Data entries for graphics:
##############################

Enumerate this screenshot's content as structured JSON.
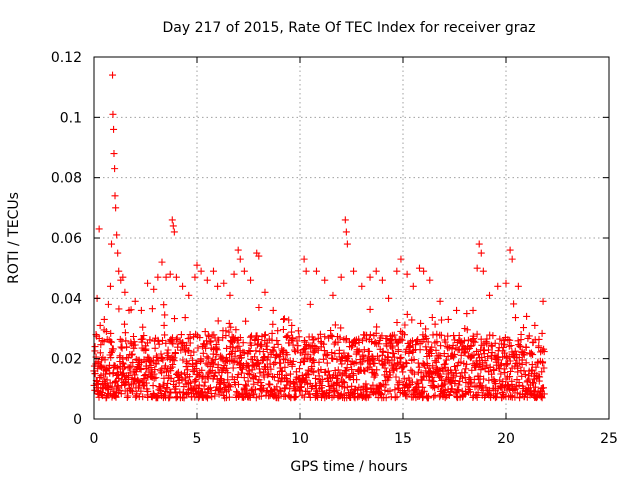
{
  "chart_data": {
    "type": "scatter",
    "title": "Day 217 of 2015, Rate Of TEC Index for receiver graz",
    "xlabel": "GPS time / hours",
    "ylabel": "ROTI / TECUs",
    "xlim": [
      0,
      25
    ],
    "ylim": [
      0,
      0.12
    ],
    "xticks": [
      0,
      5,
      10,
      15,
      20,
      25
    ],
    "yticks": [
      0,
      0.02,
      0.04,
      0.06,
      0.08,
      0.1,
      0.12
    ],
    "xtick_labels": [
      "0",
      "5",
      "10",
      "15",
      "20",
      "25"
    ],
    "ytick_labels": [
      "0",
      "0.02",
      "0.04",
      "0.06",
      "0.08",
      "0.1",
      "0.12"
    ],
    "grid": true,
    "marker": "plus",
    "color": "#ff0000",
    "series": [
      {
        "values": [
          [
            0.05,
            0.024
          ],
          [
            0.1,
            0.028
          ],
          [
            0.15,
            0.04
          ],
          [
            0.2,
            0.019
          ],
          [
            0.25,
            0.063
          ],
          [
            0.3,
            0.031
          ],
          [
            0.4,
            0.026
          ],
          [
            0.5,
            0.033
          ],
          [
            0.6,
            0.029
          ],
          [
            0.7,
            0.038
          ],
          [
            0.8,
            0.044
          ],
          [
            0.85,
            0.058
          ],
          [
            0.9,
            0.114
          ],
          [
            0.92,
            0.101
          ],
          [
            0.95,
            0.096
          ],
          [
            0.97,
            0.088
          ],
          [
            1.0,
            0.083
          ],
          [
            1.02,
            0.074
          ],
          [
            1.05,
            0.07
          ],
          [
            1.1,
            0.061
          ],
          [
            1.15,
            0.055
          ],
          [
            1.2,
            0.049
          ],
          [
            1.3,
            0.046
          ],
          [
            1.4,
            0.047
          ],
          [
            1.5,
            0.042
          ],
          [
            1.7,
            0.036
          ],
          [
            2.0,
            0.039
          ],
          [
            2.3,
            0.036
          ],
          [
            2.6,
            0.045
          ],
          [
            2.9,
            0.043
          ],
          [
            3.1,
            0.047
          ],
          [
            3.3,
            0.052
          ],
          [
            3.5,
            0.047
          ],
          [
            3.7,
            0.048
          ],
          [
            3.8,
            0.066
          ],
          [
            3.85,
            0.064
          ],
          [
            3.9,
            0.062
          ],
          [
            4.0,
            0.047
          ],
          [
            4.3,
            0.044
          ],
          [
            4.6,
            0.041
          ],
          [
            4.9,
            0.047
          ],
          [
            5.0,
            0.051
          ],
          [
            5.2,
            0.049
          ],
          [
            5.5,
            0.046
          ],
          [
            5.8,
            0.049
          ],
          [
            6.0,
            0.044
          ],
          [
            6.3,
            0.045
          ],
          [
            6.6,
            0.041
          ],
          [
            6.8,
            0.048
          ],
          [
            7.0,
            0.056
          ],
          [
            7.1,
            0.053
          ],
          [
            7.3,
            0.049
          ],
          [
            7.6,
            0.046
          ],
          [
            7.9,
            0.055
          ],
          [
            8.0,
            0.054
          ],
          [
            8.3,
            0.042
          ],
          [
            8.7,
            0.036
          ],
          [
            9.2,
            0.033
          ],
          [
            9.6,
            0.031
          ],
          [
            10.2,
            0.053
          ],
          [
            10.3,
            0.049
          ],
          [
            10.5,
            0.038
          ],
          [
            10.8,
            0.049
          ],
          [
            11.2,
            0.046
          ],
          [
            11.6,
            0.041
          ],
          [
            12.0,
            0.047
          ],
          [
            12.2,
            0.066
          ],
          [
            12.25,
            0.062
          ],
          [
            12.3,
            0.058
          ],
          [
            12.6,
            0.049
          ],
          [
            13.0,
            0.044
          ],
          [
            13.4,
            0.047
          ],
          [
            13.7,
            0.049
          ],
          [
            14.0,
            0.046
          ],
          [
            14.3,
            0.04
          ],
          [
            14.7,
            0.049
          ],
          [
            14.9,
            0.053
          ],
          [
            15.2,
            0.048
          ],
          [
            15.5,
            0.044
          ],
          [
            15.8,
            0.05
          ],
          [
            16.0,
            0.049
          ],
          [
            16.3,
            0.046
          ],
          [
            16.8,
            0.039
          ],
          [
            17.2,
            0.033
          ],
          [
            17.6,
            0.036
          ],
          [
            18.0,
            0.03
          ],
          [
            18.4,
            0.036
          ],
          [
            18.6,
            0.05
          ],
          [
            18.7,
            0.058
          ],
          [
            18.8,
            0.055
          ],
          [
            18.9,
            0.049
          ],
          [
            19.2,
            0.041
          ],
          [
            19.6,
            0.044
          ],
          [
            20.0,
            0.045
          ],
          [
            20.2,
            0.056
          ],
          [
            20.3,
            0.053
          ],
          [
            20.6,
            0.044
          ],
          [
            21.0,
            0.034
          ],
          [
            21.4,
            0.031
          ],
          [
            21.8,
            0.039
          ]
        ]
      }
    ]
  }
}
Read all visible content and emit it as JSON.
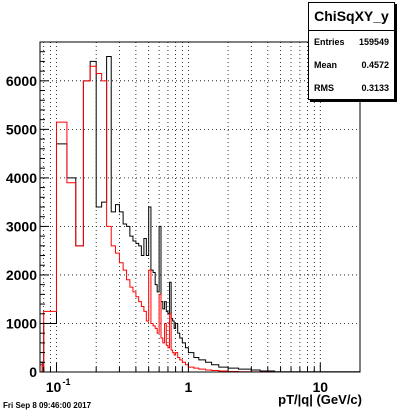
{
  "chart_data": {
    "type": "bar",
    "title": "",
    "xlabel": "pT/|q| (GeV/c)",
    "ylabel": "",
    "xscale": "log",
    "xlim": [
      0.075,
      20
    ],
    "ylim": [
      0,
      6800
    ],
    "grid": true,
    "x_tick_labels": [
      "10^-1",
      "1",
      "10"
    ],
    "y_ticks": [
      0,
      1000,
      2000,
      3000,
      4000,
      5000,
      6000
    ],
    "series": [
      {
        "color": "#000000",
        "edges": [
          0.075,
          0.078,
          0.08,
          0.1,
          0.12,
          0.14,
          0.16,
          0.18,
          0.2,
          0.22,
          0.24,
          0.26,
          0.28,
          0.3,
          0.32,
          0.34,
          0.36,
          0.38,
          0.4,
          0.42,
          0.44,
          0.46,
          0.48,
          0.5,
          0.52,
          0.54,
          0.56,
          0.58,
          0.6,
          0.62,
          0.64,
          0.66,
          0.68,
          0.7,
          0.72,
          0.74,
          0.76,
          0.78,
          0.8,
          0.83,
          0.86,
          0.9,
          0.95,
          1.0,
          1.1,
          1.2,
          1.35,
          1.5,
          1.7,
          2.0,
          2.4,
          3.0,
          3.5,
          4.5,
          20
        ],
        "values": [
          200,
          0,
          1000,
          4700,
          4000,
          2600,
          6000,
          6400,
          3400,
          3500,
          6500,
          3300,
          3450,
          3300,
          3050,
          3000,
          2800,
          2700,
          2650,
          2600,
          2400,
          2750,
          2400,
          3400,
          2100,
          2050,
          1800,
          1650,
          3000,
          1450,
          1300,
          1450,
          1250,
          1200,
          1850,
          1100,
          1050,
          900,
          1000,
          800,
          700,
          600,
          500,
          400,
          300,
          250,
          200,
          150,
          100,
          80,
          60,
          40,
          20,
          5
        ]
      },
      {
        "color": "#ff0000",
        "edges": [
          0.075,
          0.078,
          0.08,
          0.1,
          0.12,
          0.14,
          0.16,
          0.18,
          0.2,
          0.22,
          0.24,
          0.26,
          0.28,
          0.3,
          0.32,
          0.34,
          0.36,
          0.38,
          0.4,
          0.42,
          0.44,
          0.46,
          0.48,
          0.5,
          0.52,
          0.54,
          0.56,
          0.58,
          0.6,
          0.62,
          0.64,
          0.66,
          0.68,
          0.7,
          0.72,
          0.74,
          0.76,
          0.78,
          0.8,
          0.83,
          0.86,
          0.9,
          0.95,
          1.0,
          1.1,
          1.2,
          1.35,
          1.5,
          1.7,
          2.0,
          2.4,
          3.0,
          3.5,
          4.5,
          20
        ],
        "values": [
          150,
          0,
          1250,
          5150,
          3900,
          2600,
          6000,
          6300,
          6150,
          6000,
          3000,
          2600,
          2450,
          2250,
          2100,
          1900,
          1750,
          1650,
          1550,
          1450,
          1350,
          1250,
          1050,
          2100,
          1000,
          950,
          900,
          800,
          1600,
          700,
          600,
          1000,
          550,
          500,
          1200,
          450,
          400,
          350,
          400,
          300,
          250,
          200,
          150,
          100,
          80,
          60,
          40,
          30,
          20,
          10,
          5,
          3,
          2,
          1
        ]
      }
    ]
  },
  "stats": {
    "name": "ChiSqXY_y",
    "entries_label": "Entries",
    "entries_value": "159549",
    "mean_label": "Mean",
    "mean_value": "0.4572",
    "rms_label": "RMS",
    "rms_value": "0.3133"
  },
  "footer": {
    "date": "Fri Sep  8 09:46:00 2017"
  }
}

##############################

* _WRITTEN TASK_: Review the preceding data and report every line that includes the string "JSON".

* _SOLUTION TO THIS EXERCISE_:
Enumerate this screenshot's content as structured JSON.
Read all visible content and emit it as JSON.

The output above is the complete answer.